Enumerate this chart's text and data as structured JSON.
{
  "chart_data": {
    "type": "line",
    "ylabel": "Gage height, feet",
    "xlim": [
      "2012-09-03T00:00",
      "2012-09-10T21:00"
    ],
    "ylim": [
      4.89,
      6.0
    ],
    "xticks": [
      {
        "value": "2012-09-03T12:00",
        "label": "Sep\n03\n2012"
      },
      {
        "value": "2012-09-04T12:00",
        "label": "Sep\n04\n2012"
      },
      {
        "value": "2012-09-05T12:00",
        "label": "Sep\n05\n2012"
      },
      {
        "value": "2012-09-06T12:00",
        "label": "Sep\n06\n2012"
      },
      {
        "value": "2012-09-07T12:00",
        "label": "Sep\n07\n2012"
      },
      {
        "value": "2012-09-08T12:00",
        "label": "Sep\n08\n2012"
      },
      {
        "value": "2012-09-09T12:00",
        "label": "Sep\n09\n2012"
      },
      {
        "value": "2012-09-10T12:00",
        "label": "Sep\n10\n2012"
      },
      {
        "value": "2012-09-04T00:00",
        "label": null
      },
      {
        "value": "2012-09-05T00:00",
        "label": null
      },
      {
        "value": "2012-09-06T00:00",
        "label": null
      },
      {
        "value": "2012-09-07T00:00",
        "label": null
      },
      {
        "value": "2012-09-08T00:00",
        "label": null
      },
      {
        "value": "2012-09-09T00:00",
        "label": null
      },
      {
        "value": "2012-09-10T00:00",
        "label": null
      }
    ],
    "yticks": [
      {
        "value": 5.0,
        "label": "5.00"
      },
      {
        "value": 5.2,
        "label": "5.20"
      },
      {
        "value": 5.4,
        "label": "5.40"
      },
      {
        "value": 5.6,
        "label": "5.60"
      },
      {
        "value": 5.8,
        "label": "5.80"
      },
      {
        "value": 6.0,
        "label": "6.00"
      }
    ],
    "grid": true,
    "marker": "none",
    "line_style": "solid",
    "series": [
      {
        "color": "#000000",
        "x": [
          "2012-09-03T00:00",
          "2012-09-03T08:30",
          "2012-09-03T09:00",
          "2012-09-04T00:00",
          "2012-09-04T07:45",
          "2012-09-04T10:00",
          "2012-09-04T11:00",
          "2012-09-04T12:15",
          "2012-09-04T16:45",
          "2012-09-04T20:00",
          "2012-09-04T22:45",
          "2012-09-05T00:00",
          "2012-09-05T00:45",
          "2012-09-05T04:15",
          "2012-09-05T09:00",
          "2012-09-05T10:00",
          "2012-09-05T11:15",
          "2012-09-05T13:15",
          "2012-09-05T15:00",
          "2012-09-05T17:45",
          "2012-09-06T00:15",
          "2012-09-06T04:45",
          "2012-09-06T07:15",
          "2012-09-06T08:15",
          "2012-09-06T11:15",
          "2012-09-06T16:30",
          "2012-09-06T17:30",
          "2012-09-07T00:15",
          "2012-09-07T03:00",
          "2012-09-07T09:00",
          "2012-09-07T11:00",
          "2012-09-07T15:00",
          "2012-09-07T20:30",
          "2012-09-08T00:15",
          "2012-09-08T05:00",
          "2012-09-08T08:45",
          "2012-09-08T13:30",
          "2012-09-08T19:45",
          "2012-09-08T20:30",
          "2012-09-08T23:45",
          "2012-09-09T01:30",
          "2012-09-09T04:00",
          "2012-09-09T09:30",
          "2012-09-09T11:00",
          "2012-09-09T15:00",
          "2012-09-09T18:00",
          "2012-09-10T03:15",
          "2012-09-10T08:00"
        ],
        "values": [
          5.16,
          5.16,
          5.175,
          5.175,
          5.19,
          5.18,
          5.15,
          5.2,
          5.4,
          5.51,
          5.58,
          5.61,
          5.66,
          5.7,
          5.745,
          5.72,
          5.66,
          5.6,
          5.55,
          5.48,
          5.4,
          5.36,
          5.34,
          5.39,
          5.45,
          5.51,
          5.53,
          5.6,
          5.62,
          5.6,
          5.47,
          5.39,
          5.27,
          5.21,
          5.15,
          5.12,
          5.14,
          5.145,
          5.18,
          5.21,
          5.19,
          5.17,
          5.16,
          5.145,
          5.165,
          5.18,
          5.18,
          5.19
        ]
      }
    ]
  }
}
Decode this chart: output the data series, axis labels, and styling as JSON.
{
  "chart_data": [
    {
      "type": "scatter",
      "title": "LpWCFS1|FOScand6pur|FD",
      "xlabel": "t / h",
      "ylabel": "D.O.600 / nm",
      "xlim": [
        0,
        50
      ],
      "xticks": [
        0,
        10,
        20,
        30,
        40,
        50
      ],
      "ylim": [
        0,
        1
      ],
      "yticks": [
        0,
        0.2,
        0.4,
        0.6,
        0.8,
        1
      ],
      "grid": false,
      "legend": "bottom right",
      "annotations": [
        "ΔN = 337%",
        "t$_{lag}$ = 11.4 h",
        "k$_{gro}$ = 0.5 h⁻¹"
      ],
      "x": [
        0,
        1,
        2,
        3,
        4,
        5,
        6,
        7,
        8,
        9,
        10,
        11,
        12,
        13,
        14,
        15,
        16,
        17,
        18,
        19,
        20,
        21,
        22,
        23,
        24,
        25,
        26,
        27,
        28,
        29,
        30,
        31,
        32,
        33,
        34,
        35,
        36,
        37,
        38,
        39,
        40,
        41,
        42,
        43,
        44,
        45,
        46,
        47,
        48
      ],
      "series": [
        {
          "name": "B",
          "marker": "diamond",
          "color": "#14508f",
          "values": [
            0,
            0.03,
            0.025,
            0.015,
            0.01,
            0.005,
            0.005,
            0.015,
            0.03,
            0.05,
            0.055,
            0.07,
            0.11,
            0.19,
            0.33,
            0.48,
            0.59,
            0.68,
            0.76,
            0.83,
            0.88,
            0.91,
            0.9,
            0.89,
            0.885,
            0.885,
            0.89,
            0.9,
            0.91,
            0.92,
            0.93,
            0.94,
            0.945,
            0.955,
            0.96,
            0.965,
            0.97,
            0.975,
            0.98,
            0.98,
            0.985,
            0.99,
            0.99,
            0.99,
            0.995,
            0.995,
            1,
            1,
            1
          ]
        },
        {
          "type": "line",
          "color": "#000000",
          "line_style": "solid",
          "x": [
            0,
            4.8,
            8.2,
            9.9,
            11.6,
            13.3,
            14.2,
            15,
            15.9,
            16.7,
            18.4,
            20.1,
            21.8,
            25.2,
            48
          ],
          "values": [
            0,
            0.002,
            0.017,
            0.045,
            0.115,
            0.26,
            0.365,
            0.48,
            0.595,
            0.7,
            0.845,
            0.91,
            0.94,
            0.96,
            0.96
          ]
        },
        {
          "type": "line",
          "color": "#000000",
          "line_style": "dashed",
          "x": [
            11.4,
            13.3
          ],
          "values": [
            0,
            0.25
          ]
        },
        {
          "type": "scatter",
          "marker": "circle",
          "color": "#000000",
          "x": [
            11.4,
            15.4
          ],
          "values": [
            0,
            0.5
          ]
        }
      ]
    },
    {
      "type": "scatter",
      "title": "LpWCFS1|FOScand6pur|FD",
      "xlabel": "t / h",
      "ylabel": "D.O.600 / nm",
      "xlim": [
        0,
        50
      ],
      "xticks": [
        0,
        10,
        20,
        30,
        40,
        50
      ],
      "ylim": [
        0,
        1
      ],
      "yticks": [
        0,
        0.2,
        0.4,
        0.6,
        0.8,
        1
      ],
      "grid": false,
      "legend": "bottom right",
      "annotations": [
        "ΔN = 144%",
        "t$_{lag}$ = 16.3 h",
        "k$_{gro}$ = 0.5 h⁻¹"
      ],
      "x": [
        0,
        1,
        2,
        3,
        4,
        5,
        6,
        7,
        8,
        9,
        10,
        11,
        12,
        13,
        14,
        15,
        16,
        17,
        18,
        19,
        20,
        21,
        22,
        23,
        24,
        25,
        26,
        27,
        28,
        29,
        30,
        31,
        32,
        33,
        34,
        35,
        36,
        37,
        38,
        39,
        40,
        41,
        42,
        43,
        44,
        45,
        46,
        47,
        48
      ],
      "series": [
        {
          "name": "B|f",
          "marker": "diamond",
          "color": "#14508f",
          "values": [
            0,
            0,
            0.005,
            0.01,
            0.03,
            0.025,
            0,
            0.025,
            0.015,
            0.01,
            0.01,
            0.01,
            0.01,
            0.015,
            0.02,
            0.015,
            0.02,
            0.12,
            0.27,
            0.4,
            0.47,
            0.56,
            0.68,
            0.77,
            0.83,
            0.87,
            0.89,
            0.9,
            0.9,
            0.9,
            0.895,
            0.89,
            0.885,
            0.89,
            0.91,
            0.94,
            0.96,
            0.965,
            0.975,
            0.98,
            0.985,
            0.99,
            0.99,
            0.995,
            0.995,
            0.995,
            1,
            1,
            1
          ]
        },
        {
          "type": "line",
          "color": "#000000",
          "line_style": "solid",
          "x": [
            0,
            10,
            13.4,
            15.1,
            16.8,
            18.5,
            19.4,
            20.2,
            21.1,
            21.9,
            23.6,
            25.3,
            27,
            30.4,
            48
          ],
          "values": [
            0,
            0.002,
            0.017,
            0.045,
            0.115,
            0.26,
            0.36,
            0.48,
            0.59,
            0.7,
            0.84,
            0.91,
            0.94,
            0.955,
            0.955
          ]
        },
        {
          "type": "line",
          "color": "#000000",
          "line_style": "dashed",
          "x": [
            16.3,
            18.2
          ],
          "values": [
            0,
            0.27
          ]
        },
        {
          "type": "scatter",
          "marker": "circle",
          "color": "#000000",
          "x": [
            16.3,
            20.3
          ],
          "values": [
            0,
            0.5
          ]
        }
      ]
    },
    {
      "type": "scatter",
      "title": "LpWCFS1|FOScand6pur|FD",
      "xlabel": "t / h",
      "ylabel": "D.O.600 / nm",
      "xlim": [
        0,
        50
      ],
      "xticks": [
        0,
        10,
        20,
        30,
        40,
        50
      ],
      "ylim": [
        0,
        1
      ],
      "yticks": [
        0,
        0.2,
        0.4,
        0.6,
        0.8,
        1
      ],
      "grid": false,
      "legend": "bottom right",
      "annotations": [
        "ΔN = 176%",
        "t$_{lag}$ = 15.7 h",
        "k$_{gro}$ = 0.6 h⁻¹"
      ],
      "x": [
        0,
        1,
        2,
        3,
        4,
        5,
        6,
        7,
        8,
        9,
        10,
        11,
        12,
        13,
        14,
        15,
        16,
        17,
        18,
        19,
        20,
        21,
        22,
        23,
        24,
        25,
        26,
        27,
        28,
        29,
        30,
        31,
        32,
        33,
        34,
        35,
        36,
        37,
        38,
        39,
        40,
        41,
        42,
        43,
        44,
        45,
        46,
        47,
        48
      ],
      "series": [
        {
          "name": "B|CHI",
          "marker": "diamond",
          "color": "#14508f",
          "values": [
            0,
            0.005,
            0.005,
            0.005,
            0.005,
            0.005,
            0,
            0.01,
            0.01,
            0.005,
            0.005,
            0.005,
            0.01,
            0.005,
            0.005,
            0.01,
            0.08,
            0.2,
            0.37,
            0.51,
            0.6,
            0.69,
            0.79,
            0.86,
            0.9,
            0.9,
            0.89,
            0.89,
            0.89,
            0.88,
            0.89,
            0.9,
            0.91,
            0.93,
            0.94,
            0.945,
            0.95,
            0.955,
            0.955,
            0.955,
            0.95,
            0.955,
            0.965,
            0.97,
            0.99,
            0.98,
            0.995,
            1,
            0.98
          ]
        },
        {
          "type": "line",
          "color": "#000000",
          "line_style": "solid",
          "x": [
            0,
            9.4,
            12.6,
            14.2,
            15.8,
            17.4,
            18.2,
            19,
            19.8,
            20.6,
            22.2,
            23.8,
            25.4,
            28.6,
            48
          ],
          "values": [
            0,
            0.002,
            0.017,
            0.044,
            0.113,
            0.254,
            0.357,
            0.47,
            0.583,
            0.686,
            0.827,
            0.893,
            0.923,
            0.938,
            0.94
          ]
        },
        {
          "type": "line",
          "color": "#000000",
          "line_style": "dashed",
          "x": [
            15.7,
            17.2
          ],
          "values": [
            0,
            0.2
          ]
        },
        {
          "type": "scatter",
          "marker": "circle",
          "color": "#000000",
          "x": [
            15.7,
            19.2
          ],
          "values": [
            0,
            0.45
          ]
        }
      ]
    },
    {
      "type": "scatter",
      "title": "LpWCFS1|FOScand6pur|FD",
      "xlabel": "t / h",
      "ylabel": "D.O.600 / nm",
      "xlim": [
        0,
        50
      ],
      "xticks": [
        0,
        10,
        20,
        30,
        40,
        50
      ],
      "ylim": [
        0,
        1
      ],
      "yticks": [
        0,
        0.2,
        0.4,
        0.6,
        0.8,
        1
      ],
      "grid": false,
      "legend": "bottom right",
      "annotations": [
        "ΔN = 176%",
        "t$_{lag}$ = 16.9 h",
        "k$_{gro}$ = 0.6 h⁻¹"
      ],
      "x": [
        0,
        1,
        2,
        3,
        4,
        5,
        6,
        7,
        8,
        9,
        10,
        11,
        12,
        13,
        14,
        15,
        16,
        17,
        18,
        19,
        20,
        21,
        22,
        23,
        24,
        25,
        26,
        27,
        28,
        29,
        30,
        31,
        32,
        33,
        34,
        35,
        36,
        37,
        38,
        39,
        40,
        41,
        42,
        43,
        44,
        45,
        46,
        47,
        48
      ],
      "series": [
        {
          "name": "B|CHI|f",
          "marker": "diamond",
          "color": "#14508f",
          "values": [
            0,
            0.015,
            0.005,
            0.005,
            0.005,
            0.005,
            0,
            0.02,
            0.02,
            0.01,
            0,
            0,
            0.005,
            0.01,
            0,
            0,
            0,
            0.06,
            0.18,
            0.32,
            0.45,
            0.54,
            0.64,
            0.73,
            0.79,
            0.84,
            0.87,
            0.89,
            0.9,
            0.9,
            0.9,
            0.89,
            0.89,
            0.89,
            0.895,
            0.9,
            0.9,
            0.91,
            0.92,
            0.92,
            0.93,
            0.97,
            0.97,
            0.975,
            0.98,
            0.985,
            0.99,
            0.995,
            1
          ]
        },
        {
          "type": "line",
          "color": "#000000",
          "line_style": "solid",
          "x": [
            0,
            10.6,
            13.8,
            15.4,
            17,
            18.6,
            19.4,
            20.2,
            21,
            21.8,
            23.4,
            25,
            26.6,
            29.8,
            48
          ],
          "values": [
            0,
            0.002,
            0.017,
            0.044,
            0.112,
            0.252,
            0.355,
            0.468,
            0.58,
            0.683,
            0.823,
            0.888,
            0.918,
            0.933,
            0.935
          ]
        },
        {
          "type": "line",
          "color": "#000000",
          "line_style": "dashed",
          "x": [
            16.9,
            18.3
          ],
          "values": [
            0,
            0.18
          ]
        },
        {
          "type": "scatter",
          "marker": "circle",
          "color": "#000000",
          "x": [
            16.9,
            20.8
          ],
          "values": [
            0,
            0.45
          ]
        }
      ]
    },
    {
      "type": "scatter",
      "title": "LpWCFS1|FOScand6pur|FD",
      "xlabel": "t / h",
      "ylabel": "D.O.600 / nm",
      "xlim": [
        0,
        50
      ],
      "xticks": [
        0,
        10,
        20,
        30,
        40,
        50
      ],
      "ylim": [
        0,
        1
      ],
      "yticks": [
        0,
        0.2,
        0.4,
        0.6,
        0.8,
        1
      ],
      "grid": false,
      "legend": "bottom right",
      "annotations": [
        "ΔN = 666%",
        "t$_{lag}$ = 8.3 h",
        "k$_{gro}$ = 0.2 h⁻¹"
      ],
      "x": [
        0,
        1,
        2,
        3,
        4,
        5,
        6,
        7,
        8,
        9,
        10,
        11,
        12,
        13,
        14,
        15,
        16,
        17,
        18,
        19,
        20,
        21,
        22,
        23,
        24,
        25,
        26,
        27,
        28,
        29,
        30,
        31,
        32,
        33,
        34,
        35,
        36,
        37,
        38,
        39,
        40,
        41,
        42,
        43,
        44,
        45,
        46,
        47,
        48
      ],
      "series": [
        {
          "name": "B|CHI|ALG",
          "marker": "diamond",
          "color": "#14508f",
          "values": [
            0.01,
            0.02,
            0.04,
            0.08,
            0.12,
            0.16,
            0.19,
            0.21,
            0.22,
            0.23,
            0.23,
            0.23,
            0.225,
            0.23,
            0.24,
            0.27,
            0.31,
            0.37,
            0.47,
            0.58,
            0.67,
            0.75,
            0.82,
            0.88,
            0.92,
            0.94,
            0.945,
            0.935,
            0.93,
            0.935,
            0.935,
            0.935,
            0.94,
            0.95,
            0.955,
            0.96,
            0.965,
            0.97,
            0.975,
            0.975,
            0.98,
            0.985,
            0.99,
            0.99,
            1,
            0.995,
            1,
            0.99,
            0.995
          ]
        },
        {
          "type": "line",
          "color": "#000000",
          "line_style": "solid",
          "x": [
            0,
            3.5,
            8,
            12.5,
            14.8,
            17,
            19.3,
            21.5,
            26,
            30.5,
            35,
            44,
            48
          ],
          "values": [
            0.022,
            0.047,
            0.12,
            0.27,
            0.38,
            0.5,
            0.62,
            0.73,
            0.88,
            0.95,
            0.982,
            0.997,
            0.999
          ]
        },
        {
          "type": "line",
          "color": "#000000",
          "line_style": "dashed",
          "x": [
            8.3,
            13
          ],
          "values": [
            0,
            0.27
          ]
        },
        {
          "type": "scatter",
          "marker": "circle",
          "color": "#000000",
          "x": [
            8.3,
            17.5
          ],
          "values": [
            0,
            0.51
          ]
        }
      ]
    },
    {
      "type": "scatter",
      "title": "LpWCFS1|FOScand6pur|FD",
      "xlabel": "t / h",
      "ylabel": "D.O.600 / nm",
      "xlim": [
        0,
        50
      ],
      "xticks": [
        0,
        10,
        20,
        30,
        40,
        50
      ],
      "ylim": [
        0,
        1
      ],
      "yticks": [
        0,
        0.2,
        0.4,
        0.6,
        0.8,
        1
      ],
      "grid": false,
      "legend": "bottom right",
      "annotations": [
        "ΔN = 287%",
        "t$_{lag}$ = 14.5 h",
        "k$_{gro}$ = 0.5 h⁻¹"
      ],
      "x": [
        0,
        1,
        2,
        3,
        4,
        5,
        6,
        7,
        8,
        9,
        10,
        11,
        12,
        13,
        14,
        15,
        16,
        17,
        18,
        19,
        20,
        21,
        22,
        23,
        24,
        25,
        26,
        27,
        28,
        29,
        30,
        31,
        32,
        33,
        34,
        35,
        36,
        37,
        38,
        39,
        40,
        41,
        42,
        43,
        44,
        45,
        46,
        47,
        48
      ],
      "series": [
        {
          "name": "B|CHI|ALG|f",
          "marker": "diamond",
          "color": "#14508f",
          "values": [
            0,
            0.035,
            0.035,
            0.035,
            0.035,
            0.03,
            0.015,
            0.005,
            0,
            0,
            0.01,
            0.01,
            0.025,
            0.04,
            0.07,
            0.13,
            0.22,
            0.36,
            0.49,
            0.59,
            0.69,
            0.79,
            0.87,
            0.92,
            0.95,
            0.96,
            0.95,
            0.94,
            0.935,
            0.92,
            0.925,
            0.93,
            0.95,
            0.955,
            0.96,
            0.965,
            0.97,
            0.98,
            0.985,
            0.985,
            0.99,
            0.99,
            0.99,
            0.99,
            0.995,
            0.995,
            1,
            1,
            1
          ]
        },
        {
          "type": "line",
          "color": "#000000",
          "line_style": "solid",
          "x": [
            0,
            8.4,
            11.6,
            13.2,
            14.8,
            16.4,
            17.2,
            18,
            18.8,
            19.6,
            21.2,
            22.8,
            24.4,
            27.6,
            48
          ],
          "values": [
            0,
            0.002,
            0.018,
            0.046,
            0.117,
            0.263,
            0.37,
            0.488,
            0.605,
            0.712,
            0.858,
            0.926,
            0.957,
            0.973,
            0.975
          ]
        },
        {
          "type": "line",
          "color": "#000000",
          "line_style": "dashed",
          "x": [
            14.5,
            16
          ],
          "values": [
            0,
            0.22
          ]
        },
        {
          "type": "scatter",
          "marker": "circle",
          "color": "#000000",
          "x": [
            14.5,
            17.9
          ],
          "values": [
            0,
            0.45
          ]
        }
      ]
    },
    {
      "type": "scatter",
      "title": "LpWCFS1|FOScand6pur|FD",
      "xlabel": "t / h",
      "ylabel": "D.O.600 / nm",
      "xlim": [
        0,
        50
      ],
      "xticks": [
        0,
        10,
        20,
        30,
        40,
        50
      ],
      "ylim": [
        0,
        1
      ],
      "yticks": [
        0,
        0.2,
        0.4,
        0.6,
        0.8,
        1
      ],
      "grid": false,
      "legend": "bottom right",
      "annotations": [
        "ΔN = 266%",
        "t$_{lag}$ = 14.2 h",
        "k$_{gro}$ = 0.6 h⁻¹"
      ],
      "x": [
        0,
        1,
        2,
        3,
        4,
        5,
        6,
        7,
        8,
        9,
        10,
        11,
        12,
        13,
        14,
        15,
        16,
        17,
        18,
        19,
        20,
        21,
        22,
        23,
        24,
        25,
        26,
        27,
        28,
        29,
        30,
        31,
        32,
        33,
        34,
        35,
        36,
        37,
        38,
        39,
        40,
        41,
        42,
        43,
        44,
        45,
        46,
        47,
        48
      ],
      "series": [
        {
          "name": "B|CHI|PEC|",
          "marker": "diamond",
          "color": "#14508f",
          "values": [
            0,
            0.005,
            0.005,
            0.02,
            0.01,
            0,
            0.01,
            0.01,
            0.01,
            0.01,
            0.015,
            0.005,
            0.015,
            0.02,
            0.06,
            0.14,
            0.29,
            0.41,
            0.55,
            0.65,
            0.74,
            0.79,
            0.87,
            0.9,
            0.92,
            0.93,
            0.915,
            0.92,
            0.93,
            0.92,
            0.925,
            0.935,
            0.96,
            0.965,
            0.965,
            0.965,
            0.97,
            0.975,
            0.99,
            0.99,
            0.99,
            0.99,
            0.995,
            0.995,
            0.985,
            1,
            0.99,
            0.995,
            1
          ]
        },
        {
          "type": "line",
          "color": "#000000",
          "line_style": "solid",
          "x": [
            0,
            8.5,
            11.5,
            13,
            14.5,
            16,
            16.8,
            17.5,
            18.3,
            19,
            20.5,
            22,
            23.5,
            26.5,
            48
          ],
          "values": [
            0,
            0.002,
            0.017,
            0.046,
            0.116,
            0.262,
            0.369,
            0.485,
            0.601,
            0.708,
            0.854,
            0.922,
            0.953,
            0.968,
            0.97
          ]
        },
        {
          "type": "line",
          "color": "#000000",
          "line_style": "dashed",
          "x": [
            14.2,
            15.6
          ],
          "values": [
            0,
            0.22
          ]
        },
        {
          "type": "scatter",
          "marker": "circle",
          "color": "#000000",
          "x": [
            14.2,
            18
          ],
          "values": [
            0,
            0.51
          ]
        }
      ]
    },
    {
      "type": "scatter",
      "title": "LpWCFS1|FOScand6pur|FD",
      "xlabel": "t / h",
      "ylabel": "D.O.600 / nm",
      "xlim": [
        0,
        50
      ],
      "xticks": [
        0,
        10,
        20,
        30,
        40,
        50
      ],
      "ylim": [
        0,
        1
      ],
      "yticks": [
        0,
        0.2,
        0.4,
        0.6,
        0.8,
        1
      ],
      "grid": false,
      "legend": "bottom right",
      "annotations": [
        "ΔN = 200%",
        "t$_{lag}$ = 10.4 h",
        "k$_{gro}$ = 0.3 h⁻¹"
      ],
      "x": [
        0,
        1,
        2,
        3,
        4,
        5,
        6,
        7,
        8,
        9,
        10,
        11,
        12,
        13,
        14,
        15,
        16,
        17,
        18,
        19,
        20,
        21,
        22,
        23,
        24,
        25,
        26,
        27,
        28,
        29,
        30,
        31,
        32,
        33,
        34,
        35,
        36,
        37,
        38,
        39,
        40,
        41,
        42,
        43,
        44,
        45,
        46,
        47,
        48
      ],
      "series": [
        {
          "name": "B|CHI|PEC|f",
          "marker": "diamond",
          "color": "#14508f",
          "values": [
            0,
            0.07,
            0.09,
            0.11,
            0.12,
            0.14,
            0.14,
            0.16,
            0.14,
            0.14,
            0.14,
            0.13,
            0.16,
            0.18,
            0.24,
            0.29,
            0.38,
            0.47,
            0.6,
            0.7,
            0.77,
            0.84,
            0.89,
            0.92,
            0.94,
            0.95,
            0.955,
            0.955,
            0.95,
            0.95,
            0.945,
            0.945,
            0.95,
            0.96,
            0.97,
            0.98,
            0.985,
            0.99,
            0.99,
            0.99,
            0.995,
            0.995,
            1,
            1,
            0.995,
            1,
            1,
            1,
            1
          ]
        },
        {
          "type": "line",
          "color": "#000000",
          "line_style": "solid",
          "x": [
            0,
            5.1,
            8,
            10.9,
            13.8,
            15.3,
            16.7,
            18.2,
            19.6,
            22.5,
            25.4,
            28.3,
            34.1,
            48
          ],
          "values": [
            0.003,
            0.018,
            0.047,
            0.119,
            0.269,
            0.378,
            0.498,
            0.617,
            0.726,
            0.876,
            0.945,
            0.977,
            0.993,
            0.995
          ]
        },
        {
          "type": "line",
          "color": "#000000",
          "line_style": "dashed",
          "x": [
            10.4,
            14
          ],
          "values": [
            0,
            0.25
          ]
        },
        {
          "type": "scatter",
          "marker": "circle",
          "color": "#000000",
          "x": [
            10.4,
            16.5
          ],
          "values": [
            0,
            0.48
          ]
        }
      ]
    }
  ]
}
----------------------------------------
Search the material above for "this". Pull out each line where it shows up.

Enumerate this chart's text and data as structured JSON.
Decode this chart: output the data series, axis labels, and styling as JSON.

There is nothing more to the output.